- [Data rows]:

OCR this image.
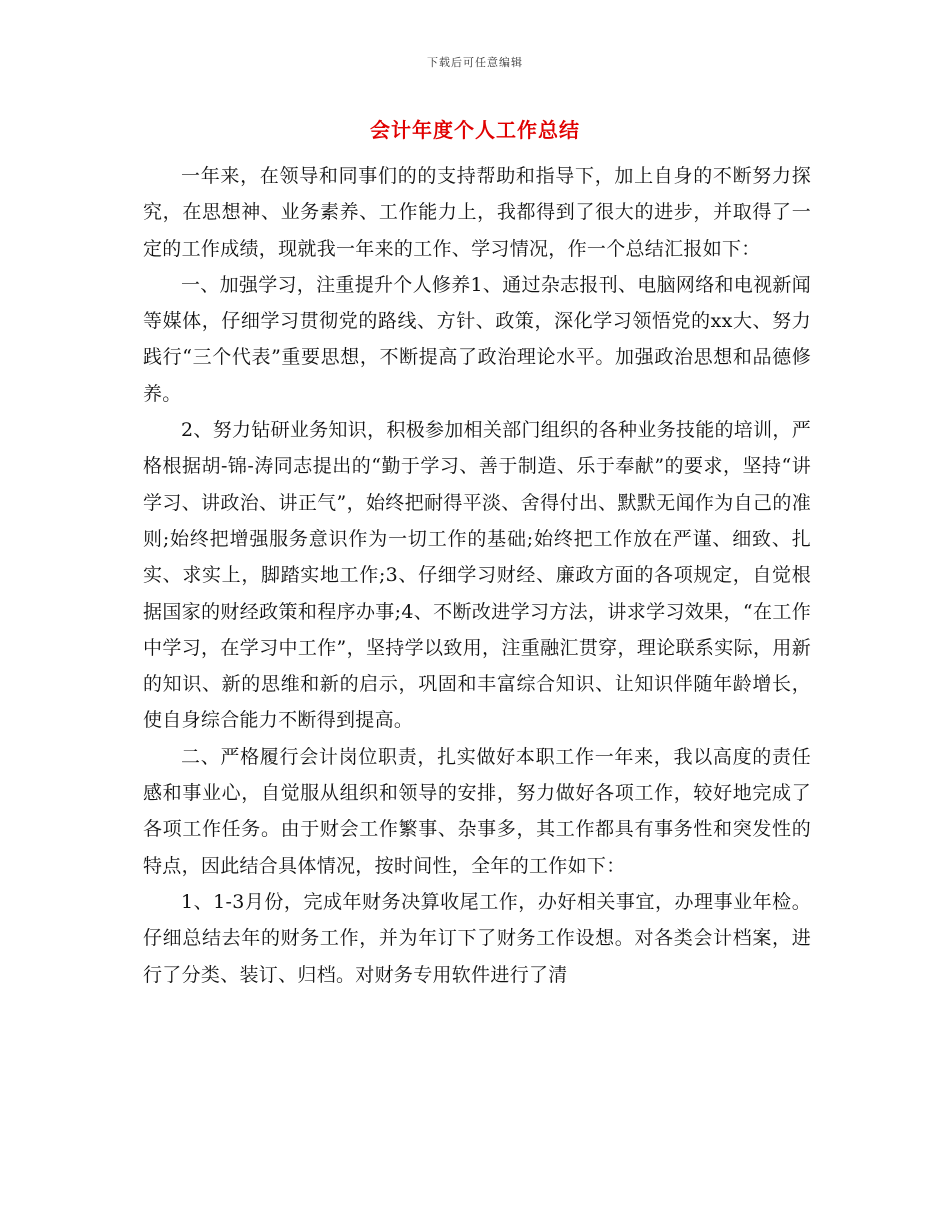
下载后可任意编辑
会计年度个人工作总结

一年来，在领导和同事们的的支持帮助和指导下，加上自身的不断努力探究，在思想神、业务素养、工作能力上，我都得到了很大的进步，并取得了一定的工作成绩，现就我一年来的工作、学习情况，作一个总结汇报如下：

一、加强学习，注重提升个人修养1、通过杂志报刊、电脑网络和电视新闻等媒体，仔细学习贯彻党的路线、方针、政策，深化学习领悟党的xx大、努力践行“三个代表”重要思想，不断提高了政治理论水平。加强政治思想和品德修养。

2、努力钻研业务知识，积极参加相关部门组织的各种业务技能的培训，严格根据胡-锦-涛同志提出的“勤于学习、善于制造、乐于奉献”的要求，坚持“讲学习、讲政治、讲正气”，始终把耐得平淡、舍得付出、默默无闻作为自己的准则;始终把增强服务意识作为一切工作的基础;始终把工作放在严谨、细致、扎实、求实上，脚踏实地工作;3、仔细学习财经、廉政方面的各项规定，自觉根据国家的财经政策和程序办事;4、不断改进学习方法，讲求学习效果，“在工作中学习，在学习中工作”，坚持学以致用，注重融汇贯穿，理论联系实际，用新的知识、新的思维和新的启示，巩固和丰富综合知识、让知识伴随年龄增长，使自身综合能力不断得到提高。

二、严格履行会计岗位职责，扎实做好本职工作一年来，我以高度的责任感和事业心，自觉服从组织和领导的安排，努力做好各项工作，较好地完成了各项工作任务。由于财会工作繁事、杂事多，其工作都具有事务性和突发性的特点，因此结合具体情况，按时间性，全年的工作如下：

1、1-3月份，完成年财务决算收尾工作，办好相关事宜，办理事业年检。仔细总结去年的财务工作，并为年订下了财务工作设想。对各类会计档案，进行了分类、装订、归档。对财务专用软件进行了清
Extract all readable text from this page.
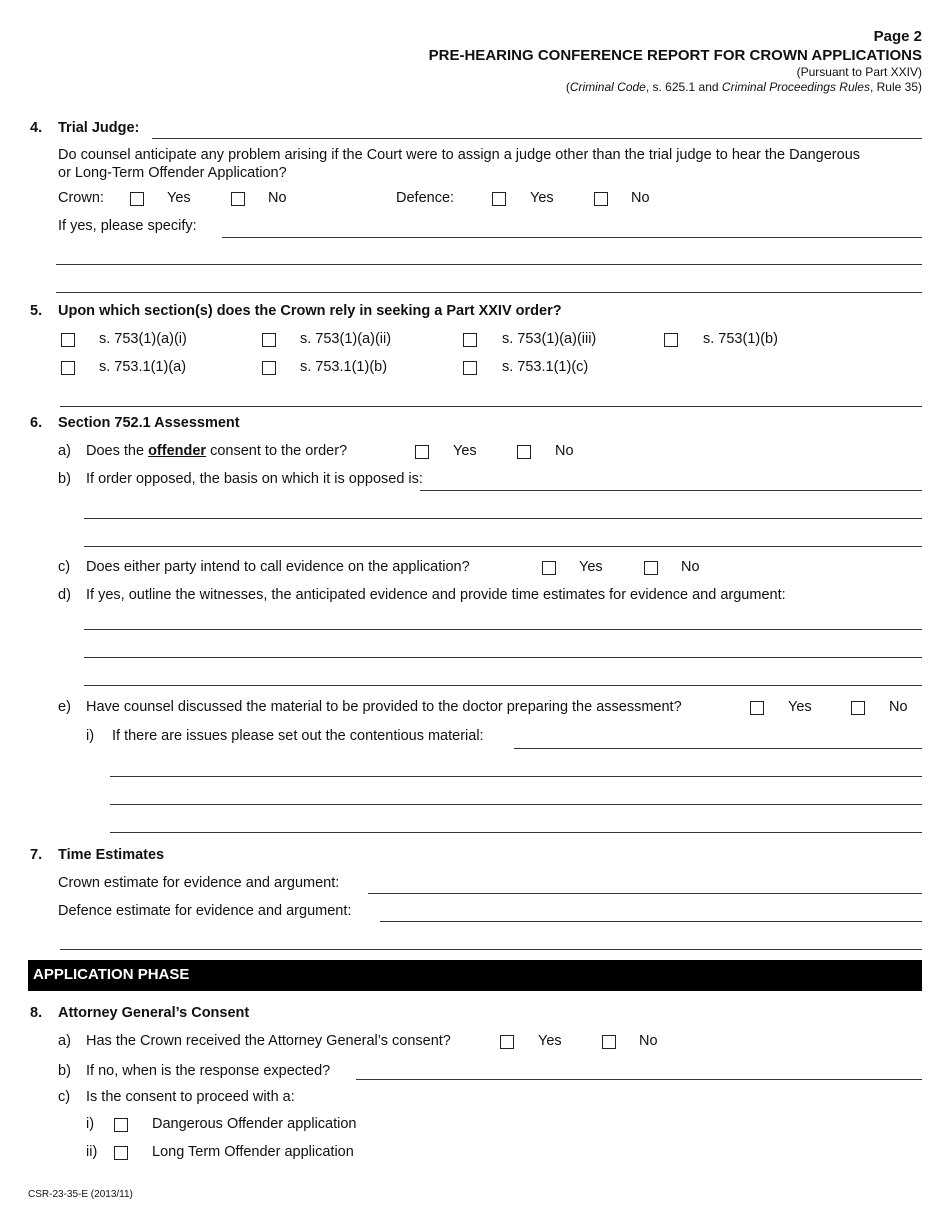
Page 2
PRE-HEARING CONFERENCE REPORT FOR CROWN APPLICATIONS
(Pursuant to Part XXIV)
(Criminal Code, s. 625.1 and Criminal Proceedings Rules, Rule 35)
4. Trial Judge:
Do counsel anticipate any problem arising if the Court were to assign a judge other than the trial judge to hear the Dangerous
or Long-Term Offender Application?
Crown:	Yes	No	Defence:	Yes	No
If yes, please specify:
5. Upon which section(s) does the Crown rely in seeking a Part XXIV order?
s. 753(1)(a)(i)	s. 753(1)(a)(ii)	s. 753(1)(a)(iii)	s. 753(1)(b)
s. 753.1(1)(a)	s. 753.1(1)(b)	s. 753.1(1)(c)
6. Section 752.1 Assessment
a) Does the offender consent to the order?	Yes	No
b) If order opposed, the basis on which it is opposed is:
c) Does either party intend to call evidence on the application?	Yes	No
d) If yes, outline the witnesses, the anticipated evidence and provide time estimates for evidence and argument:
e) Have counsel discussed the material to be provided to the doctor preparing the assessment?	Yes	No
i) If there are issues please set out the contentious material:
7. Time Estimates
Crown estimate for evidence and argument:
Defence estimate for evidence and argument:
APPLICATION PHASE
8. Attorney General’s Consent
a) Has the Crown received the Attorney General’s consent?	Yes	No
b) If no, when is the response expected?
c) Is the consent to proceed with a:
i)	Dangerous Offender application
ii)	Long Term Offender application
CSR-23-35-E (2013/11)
...
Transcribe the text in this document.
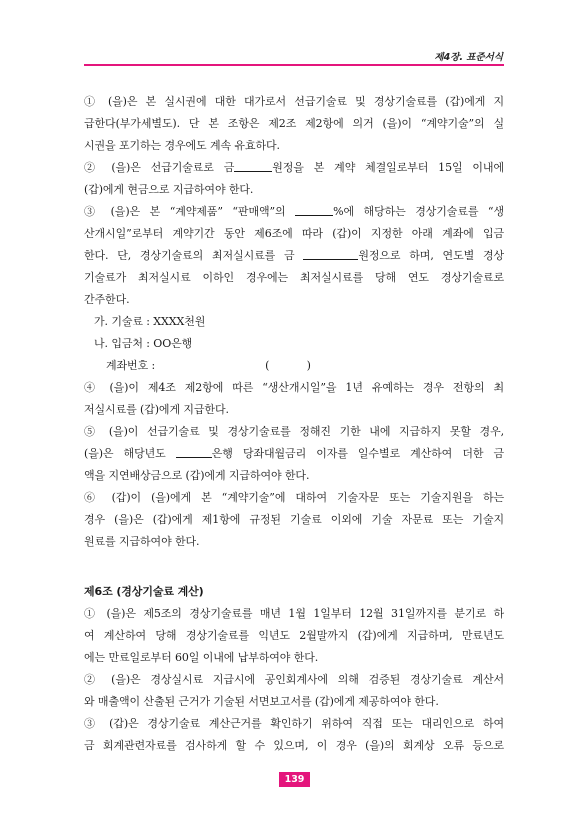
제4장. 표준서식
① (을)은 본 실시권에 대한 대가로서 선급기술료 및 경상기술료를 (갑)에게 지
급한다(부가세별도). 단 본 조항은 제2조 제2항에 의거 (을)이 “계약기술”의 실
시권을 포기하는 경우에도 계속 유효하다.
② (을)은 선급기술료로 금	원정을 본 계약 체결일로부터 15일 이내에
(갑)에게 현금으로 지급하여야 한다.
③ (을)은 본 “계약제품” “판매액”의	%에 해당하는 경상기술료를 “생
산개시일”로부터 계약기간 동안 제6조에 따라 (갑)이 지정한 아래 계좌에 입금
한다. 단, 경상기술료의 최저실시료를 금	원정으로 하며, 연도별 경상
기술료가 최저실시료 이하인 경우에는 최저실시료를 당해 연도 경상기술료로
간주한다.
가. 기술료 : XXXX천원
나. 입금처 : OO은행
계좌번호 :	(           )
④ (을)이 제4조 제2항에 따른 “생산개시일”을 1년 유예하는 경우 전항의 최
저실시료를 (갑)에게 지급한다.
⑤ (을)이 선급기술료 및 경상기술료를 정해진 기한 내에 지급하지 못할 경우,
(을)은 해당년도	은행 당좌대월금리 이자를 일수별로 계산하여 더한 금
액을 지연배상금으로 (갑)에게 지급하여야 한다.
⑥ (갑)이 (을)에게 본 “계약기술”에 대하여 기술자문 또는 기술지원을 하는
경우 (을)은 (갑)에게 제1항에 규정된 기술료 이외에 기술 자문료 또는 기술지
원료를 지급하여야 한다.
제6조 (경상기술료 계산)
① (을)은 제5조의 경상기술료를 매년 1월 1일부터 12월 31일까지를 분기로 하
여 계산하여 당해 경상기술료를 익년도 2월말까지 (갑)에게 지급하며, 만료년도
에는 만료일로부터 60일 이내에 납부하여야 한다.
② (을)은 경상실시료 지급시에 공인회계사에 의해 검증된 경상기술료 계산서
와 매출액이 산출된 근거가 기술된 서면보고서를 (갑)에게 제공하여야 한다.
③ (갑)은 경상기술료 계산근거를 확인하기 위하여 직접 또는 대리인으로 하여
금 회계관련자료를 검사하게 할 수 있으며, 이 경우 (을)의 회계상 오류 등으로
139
==
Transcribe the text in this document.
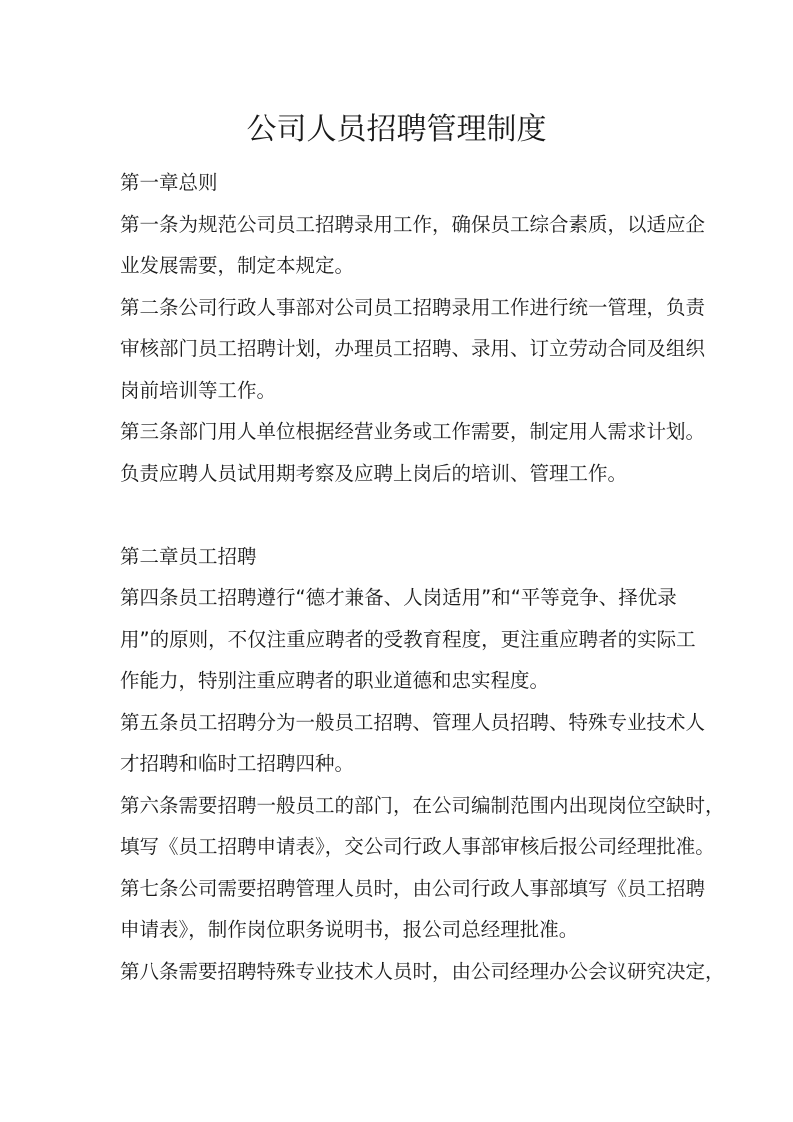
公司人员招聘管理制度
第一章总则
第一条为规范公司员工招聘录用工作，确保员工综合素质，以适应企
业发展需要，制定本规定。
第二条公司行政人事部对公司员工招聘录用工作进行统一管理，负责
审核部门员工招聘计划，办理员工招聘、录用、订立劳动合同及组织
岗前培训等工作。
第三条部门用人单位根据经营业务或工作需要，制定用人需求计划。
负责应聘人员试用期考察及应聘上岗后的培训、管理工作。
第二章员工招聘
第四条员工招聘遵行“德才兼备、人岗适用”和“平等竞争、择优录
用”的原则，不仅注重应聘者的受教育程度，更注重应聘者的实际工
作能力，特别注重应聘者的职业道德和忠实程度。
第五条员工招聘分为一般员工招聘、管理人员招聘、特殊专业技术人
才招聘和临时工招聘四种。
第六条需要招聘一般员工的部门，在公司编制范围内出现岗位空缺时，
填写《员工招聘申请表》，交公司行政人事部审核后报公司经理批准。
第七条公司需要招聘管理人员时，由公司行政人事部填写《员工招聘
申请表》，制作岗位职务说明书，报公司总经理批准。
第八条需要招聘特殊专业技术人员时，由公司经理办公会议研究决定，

- [Directions]: Search the entries for "Dangerous" and copy out each line that has it.

- [Solution below]:
Do counsel anticipate any problem arising if the Court were to assign a judge other than the trial judge to hear the Dangerous
i)	Dangerous Offender application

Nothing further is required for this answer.